Given request => Copy the records below verbatim, every line of every one, without changing a character.

Records shown =>
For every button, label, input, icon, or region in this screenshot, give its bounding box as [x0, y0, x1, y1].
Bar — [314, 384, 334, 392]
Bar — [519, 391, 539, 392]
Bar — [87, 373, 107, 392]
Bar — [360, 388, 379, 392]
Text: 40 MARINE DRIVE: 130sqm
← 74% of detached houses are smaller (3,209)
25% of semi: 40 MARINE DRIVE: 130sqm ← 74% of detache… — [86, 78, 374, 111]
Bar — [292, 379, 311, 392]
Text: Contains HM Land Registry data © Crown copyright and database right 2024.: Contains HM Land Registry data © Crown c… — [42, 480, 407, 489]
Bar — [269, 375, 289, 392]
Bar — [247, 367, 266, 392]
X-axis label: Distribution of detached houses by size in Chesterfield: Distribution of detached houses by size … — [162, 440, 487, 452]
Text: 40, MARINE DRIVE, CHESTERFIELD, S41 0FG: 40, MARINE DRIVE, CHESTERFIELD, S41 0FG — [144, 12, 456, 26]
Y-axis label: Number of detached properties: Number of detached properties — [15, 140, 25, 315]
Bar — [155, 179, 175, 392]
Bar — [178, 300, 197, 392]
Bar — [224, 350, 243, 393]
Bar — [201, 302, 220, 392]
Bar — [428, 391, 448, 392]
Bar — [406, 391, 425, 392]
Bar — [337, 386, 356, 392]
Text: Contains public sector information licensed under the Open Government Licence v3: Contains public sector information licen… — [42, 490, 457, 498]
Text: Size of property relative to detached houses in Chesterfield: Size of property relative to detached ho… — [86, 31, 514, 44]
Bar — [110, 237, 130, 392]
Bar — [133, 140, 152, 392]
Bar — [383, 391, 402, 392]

The answer =>
For every button, label, input, icon, or region in this screenshot, give its bounding box as [x0, y0, x1, y1].
Bar — [314, 384, 334, 392]
Bar — [519, 391, 539, 392]
Bar — [87, 373, 107, 392]
Bar — [360, 388, 379, 392]
Text: 40 MARINE DRIVE: 130sqm
← 74% of detached houses are smaller (3,209)
25% of semi: 40 MARINE DRIVE: 130sqm ← 74% of detache… — [86, 78, 374, 111]
Bar — [292, 379, 311, 392]
Text: Contains HM Land Registry data © Crown copyright and database right 2024.: Contains HM Land Registry data © Crown c… — [42, 480, 407, 489]
Bar — [269, 375, 289, 392]
Bar — [247, 367, 266, 392]
X-axis label: Distribution of detached houses by size in Chesterfield: Distribution of detached houses by size … — [162, 440, 487, 452]
Text: 40, MARINE DRIVE, CHESTERFIELD, S41 0FG: 40, MARINE DRIVE, CHESTERFIELD, S41 0FG — [144, 12, 456, 26]
Y-axis label: Number of detached properties: Number of detached properties — [15, 140, 25, 315]
Bar — [155, 179, 175, 392]
Bar — [178, 300, 197, 392]
Bar — [224, 350, 243, 393]
Bar — [201, 302, 220, 392]
Bar — [428, 391, 448, 392]
Bar — [406, 391, 425, 392]
Bar — [337, 386, 356, 392]
Text: Contains public sector information licensed under the Open Government Licence v3: Contains public sector information licen… — [42, 490, 457, 498]
Text: Size of property relative to detached houses in Chesterfield: Size of property relative to detached ho… — [86, 31, 514, 44]
Bar — [110, 237, 130, 392]
Bar — [133, 140, 152, 392]
Bar — [383, 391, 402, 392]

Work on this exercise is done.